Look through the records below and collect all lines that hold the string "JSON".
━━━━━ Exercise input
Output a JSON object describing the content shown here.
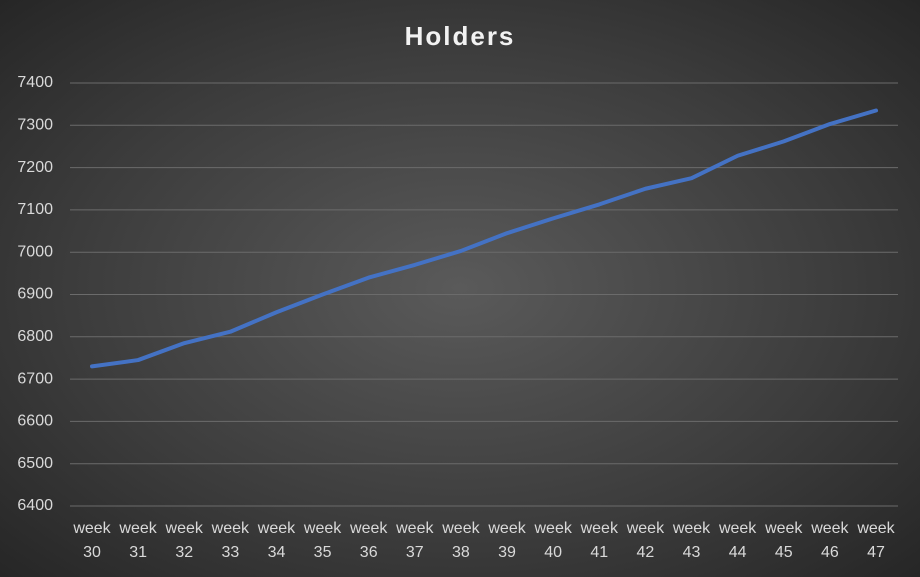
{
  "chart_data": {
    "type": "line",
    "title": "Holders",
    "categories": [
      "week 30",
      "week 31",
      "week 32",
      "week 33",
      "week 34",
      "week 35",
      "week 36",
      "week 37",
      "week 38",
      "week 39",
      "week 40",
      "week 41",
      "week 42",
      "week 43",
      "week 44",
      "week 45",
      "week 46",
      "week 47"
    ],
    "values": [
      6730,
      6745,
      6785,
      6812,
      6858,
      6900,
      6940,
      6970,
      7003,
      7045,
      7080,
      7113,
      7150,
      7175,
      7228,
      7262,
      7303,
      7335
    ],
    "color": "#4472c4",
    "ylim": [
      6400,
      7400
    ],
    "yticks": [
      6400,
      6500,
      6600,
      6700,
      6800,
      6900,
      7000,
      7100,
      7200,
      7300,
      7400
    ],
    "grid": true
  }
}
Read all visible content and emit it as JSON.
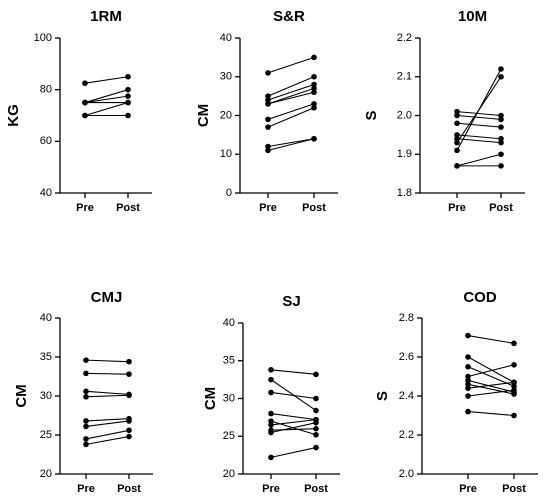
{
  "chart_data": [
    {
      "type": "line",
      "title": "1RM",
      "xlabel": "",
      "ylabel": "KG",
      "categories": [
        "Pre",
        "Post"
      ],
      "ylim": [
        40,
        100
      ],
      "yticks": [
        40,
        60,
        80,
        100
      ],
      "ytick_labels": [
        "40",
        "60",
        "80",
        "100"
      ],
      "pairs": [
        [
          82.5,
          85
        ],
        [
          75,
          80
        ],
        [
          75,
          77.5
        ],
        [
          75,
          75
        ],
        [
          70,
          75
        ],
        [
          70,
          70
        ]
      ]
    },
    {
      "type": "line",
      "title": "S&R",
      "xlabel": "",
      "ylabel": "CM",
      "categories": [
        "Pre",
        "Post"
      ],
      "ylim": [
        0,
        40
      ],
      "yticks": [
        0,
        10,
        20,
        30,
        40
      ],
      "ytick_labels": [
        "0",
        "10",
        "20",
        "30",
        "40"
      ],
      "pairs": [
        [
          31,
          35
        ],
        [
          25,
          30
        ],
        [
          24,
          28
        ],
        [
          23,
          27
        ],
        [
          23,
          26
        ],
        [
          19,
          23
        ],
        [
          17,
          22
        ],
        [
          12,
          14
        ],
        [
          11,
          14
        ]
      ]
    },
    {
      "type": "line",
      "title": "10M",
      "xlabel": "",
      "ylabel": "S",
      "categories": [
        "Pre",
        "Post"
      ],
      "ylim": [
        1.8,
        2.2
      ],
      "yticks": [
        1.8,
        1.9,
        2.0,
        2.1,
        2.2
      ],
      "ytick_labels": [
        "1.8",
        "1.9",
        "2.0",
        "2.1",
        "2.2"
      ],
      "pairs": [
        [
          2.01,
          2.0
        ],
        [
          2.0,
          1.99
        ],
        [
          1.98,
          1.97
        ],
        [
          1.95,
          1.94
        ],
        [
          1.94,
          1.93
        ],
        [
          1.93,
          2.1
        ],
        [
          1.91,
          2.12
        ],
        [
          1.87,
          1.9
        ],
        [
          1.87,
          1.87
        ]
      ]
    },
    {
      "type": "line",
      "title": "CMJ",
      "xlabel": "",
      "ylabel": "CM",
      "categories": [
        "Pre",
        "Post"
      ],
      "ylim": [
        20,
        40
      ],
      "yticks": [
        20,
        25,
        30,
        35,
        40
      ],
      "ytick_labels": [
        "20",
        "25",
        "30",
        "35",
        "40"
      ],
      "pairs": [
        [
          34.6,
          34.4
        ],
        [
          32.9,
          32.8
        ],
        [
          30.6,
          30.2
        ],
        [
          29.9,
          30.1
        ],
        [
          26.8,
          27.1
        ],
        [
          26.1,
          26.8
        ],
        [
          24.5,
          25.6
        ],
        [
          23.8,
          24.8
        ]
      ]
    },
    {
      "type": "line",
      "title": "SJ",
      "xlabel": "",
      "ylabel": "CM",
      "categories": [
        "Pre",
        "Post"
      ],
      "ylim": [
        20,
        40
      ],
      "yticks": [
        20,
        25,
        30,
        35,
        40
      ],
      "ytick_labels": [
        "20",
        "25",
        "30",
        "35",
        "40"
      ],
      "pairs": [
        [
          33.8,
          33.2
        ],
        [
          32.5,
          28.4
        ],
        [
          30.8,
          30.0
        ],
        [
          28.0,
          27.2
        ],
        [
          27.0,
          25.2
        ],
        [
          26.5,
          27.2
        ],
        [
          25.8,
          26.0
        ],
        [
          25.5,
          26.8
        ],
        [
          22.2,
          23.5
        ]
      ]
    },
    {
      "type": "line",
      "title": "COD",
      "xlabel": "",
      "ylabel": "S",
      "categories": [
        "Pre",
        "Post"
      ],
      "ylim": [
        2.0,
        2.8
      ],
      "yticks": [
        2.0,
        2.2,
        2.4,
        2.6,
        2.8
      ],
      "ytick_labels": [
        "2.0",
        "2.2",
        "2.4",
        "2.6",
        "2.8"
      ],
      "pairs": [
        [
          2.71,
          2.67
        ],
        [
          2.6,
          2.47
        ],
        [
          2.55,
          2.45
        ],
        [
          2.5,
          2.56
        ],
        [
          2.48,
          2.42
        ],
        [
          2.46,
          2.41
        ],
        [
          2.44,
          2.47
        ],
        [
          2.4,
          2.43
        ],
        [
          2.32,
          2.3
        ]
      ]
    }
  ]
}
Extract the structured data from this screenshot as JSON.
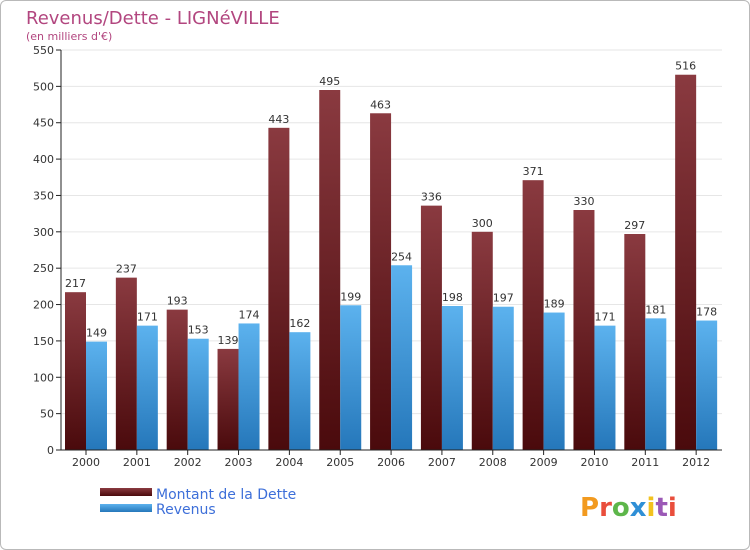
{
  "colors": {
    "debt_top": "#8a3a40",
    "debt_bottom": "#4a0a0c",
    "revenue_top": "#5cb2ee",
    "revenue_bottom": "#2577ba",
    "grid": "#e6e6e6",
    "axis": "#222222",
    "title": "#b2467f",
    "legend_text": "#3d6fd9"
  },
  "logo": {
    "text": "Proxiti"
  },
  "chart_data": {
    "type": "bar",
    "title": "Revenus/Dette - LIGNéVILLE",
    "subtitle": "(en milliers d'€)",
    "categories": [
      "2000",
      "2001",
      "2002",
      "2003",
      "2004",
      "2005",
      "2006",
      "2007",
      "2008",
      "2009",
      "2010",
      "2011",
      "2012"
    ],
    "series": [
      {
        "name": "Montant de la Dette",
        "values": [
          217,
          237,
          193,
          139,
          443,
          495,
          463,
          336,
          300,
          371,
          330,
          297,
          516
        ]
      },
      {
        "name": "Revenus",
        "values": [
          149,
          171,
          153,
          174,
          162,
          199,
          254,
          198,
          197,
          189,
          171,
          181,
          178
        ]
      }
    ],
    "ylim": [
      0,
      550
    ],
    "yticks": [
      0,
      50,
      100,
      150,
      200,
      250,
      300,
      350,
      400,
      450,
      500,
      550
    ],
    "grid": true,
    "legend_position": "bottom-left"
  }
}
━━━━━━━━━━
**Answer:**
Output a JSON object describing the content shown here.
Read all visible content and emit it as JSON.
Extract the structured data from this screenshot as JSON.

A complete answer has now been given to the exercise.